**Task requirements**
For every line in the data below that contains "compounding", copy the line.
━━━ Working data
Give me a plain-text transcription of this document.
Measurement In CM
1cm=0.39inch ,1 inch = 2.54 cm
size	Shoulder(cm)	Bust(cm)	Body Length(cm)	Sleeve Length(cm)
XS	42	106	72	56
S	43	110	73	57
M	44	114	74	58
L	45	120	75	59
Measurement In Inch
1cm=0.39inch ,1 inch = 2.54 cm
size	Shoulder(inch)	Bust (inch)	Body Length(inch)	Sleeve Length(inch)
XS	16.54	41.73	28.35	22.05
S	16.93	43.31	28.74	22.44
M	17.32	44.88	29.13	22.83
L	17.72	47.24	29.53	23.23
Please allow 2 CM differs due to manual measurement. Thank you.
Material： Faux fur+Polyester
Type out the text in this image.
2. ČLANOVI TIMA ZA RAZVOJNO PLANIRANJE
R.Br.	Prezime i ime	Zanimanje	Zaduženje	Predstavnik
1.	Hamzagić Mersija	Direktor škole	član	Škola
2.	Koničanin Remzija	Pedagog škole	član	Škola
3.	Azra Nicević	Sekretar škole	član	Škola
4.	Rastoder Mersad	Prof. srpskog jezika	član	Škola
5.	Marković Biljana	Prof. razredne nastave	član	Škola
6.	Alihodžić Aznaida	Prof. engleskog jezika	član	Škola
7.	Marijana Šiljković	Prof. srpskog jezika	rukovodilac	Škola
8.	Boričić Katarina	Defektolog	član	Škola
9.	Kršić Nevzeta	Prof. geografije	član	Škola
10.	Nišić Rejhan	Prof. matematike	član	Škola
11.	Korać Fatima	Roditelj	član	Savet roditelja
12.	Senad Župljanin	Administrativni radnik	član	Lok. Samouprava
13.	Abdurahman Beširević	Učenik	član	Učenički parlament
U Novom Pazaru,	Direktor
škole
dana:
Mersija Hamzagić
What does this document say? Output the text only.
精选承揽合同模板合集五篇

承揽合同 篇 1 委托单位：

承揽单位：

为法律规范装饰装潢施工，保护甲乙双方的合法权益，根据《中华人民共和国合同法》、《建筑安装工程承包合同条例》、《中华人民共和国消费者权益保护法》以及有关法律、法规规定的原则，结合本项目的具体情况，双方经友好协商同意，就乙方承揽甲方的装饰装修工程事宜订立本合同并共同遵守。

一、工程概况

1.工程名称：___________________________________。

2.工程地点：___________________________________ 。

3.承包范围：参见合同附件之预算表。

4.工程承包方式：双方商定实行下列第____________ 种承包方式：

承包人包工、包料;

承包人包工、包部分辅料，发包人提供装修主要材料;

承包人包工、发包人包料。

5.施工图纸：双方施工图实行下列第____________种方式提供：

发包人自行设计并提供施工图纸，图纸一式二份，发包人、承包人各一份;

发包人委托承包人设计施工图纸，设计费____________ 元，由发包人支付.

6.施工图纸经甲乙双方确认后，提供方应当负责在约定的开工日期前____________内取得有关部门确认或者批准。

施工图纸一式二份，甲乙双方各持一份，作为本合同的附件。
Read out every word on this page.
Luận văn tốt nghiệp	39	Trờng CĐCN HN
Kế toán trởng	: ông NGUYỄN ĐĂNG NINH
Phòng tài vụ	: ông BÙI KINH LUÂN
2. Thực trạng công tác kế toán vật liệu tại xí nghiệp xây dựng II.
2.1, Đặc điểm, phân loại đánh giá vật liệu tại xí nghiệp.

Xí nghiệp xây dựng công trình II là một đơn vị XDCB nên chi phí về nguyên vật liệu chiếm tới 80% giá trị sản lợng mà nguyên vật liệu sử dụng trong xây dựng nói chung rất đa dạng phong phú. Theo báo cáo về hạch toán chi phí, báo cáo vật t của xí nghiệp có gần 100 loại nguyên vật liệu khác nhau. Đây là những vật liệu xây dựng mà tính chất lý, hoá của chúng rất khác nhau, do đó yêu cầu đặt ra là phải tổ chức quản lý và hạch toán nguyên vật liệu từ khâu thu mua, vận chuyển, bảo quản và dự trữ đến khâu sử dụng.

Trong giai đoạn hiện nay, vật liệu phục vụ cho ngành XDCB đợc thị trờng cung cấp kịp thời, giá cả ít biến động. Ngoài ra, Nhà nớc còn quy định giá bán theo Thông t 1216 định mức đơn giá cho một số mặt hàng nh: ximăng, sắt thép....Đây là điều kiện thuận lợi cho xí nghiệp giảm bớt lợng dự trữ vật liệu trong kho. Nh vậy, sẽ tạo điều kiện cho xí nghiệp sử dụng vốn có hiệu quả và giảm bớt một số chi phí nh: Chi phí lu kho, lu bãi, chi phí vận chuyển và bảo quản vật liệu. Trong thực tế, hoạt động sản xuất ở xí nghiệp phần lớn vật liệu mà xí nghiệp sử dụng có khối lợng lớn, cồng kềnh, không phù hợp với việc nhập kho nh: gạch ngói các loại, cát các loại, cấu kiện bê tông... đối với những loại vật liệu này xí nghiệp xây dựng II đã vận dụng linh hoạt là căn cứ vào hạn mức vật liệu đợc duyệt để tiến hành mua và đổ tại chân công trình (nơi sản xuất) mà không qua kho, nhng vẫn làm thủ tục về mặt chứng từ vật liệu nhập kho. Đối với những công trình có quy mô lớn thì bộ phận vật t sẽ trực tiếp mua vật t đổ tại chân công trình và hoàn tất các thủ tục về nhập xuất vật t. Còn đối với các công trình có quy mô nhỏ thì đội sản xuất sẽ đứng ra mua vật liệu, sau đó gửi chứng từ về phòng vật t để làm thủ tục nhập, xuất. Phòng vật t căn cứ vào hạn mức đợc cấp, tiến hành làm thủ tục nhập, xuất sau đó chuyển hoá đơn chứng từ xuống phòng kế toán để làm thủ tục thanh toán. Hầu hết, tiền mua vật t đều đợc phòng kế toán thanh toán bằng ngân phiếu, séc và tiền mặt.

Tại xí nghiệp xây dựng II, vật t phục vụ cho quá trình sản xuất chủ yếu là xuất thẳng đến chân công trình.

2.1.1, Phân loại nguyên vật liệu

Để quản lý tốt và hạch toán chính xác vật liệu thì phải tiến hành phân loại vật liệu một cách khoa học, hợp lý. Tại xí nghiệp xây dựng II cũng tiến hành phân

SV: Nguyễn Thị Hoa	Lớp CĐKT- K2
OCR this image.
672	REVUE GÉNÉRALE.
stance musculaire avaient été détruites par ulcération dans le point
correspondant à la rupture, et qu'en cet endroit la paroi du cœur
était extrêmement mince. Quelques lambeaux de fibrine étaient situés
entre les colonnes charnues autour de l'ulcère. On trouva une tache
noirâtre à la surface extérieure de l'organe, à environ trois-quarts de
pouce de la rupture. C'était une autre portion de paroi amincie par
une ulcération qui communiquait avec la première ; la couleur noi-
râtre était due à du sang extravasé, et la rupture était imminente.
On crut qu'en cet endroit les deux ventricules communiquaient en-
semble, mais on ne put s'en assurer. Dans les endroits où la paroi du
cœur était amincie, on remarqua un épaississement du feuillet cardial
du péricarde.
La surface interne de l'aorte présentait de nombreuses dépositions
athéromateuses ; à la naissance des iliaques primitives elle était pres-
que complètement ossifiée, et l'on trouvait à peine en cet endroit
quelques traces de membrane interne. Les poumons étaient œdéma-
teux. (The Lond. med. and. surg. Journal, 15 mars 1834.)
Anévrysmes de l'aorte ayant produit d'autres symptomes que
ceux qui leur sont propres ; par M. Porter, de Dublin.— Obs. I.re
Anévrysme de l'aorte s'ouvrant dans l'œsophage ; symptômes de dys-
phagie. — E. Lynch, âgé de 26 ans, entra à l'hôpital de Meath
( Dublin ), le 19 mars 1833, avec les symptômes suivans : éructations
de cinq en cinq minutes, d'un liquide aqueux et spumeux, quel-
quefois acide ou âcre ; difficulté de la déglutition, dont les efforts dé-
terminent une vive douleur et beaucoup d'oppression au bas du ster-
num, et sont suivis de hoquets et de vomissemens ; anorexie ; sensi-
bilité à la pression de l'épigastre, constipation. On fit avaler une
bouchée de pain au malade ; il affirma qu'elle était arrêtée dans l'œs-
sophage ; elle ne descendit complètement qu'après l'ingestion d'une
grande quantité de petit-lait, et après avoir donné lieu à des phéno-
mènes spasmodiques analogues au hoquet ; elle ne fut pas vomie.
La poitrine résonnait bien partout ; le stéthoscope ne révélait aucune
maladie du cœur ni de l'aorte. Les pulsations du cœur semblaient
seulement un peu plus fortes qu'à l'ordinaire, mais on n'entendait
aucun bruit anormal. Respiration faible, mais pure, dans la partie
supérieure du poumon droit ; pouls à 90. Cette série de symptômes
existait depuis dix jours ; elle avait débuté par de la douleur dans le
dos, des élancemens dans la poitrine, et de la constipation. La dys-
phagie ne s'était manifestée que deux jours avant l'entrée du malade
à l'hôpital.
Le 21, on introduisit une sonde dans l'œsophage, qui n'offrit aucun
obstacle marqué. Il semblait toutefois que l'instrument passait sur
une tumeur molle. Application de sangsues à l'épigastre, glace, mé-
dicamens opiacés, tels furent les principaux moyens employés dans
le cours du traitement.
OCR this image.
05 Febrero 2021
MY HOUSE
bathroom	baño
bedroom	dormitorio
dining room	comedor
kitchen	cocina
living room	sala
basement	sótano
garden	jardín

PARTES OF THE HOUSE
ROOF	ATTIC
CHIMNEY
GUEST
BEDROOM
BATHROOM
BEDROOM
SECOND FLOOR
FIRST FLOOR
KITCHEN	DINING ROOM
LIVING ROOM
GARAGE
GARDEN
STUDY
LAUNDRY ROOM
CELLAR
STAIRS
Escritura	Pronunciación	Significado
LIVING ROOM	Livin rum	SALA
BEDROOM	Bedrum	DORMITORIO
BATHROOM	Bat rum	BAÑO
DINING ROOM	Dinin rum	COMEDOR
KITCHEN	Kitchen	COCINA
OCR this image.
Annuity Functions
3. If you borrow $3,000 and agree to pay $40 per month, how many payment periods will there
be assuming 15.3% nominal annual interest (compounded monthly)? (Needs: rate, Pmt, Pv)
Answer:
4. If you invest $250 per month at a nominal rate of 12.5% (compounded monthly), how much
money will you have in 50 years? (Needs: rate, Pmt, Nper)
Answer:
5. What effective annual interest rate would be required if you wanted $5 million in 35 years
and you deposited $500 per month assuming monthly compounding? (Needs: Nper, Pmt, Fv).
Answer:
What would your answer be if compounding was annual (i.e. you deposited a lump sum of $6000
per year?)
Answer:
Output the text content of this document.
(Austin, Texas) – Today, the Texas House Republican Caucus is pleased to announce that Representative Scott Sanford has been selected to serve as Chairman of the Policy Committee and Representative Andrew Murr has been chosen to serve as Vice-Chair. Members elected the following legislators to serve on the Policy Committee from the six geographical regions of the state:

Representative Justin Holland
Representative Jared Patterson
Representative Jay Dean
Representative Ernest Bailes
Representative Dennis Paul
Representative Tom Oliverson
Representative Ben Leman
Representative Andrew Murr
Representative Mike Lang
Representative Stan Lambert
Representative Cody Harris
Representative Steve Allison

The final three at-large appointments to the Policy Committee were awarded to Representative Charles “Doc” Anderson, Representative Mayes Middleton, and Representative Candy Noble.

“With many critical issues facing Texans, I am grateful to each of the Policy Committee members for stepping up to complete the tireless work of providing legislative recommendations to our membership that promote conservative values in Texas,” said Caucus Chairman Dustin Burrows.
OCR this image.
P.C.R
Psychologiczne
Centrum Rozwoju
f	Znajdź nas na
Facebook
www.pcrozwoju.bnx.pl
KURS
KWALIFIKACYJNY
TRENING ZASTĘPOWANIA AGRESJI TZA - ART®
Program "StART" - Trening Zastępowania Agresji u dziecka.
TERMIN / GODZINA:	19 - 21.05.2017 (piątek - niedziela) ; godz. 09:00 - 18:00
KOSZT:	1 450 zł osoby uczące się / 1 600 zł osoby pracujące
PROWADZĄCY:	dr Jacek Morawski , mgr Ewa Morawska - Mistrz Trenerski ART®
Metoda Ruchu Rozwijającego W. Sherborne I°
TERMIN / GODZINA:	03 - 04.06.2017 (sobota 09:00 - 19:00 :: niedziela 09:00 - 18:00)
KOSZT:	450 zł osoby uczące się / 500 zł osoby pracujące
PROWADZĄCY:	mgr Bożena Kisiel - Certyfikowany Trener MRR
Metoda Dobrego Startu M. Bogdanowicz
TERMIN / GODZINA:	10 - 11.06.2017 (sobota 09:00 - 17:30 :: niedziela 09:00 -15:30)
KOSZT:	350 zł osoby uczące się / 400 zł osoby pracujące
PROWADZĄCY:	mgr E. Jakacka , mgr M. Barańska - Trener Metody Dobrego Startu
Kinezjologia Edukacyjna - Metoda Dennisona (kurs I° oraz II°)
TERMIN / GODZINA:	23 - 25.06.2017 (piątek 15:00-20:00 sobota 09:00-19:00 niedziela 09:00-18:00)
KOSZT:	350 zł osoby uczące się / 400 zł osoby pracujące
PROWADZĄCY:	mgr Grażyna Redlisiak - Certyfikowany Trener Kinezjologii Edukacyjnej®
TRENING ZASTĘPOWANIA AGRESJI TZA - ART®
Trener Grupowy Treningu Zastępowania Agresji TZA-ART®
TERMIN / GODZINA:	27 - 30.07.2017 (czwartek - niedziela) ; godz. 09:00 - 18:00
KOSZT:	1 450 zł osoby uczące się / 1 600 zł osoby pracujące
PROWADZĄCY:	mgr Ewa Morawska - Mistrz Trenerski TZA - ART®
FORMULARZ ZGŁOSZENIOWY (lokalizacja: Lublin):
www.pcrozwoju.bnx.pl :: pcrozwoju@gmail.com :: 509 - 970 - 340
━━━━━━
**Exercise answer**
and you deposited $500 per month assuming monthly compounding? (Needs: Nper, Pmt, Fv).
What would your answer be if compounding was annual (i.e. you deposited a lump sum of $6000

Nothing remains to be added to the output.